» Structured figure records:
::::::

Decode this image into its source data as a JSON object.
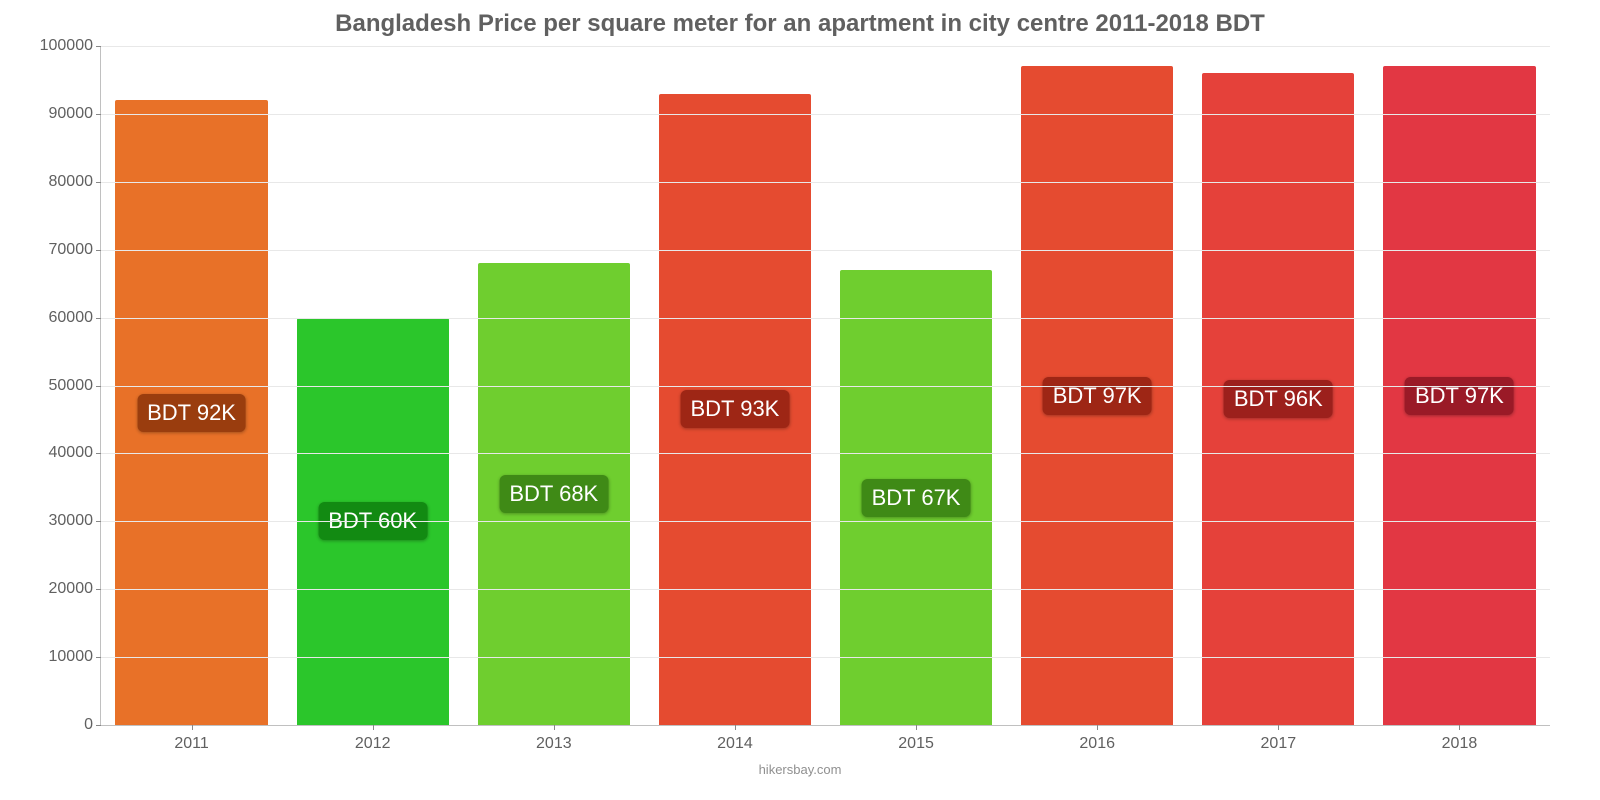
{
  "chart": {
    "type": "bar",
    "title": "Bangladesh Price per square meter for an apartment in city centre 2011-2018 BDT",
    "title_fontsize": 24,
    "title_color": "#606060",
    "attribution": "hikersbay.com",
    "attribution_fontsize": 13,
    "attribution_color": "#909090",
    "background_color": "#ffffff",
    "grid_color": "#e8e8e8",
    "axis_color": "#c0c0c0",
    "tick_color": "#888888",
    "tick_label_color": "#606060",
    "tick_fontsize": 16,
    "ylim": [
      0,
      100000
    ],
    "ytick_step": 10000,
    "bar_width_pct": 84,
    "label_fontsize": 22,
    "label_text_color": "#ffffff",
    "label_top_pct": 50,
    "categories": [
      "2011",
      "2012",
      "2013",
      "2014",
      "2015",
      "2016",
      "2017",
      "2018"
    ],
    "values": [
      92000,
      60000,
      68000,
      93000,
      67000,
      97000,
      96000,
      97000
    ],
    "value_labels": [
      "BDT 92K",
      "BDT 60K",
      "BDT 68K",
      "BDT 93K",
      "BDT 67K",
      "BDT 97K",
      "BDT 96K",
      "BDT 97K"
    ],
    "bar_colors": [
      "#e87128",
      "#2bc62b",
      "#6fce2f",
      "#e54b30",
      "#6fce2f",
      "#e54b30",
      "#e5413a",
      "#e23743"
    ],
    "label_bg_colors": [
      "#9a3d0e",
      "#128a12",
      "#3f8a16",
      "#9e2615",
      "#3f8a16",
      "#9e2615",
      "#9c201c",
      "#9a1a27"
    ]
  }
}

::::::

» Goal of the exercise: From start to finish, output the listing exactly, but omit its pictures.

» Response:
Decode this image into its source data as a JSON object.
{
  "chart": {
    "type": "bar",
    "title": "Bangladesh Price per square meter for an apartment in city centre 2011-2018 BDT",
    "title_fontsize": 24,
    "title_color": "#606060",
    "attribution": "hikersbay.com",
    "attribution_fontsize": 13,
    "attribution_color": "#909090",
    "background_color": "#ffffff",
    "grid_color": "#e8e8e8",
    "axis_color": "#c0c0c0",
    "tick_color": "#888888",
    "tick_label_color": "#606060",
    "tick_fontsize": 16,
    "ylim": [
      0,
      100000
    ],
    "ytick_step": 10000,
    "bar_width_pct": 84,
    "label_fontsize": 22,
    "label_text_color": "#ffffff",
    "label_top_pct": 50,
    "categories": [
      "2011",
      "2012",
      "2013",
      "2014",
      "2015",
      "2016",
      "2017",
      "2018"
    ],
    "values": [
      92000,
      60000,
      68000,
      93000,
      67000,
      97000,
      96000,
      97000
    ],
    "value_labels": [
      "BDT 92K",
      "BDT 60K",
      "BDT 68K",
      "BDT 93K",
      "BDT 67K",
      "BDT 97K",
      "BDT 96K",
      "BDT 97K"
    ],
    "bar_colors": [
      "#e87128",
      "#2bc62b",
      "#6fce2f",
      "#e54b30",
      "#6fce2f",
      "#e54b30",
      "#e5413a",
      "#e23743"
    ],
    "label_bg_colors": [
      "#9a3d0e",
      "#128a12",
      "#3f8a16",
      "#9e2615",
      "#3f8a16",
      "#9e2615",
      "#9c201c",
      "#9a1a27"
    ]
  }
}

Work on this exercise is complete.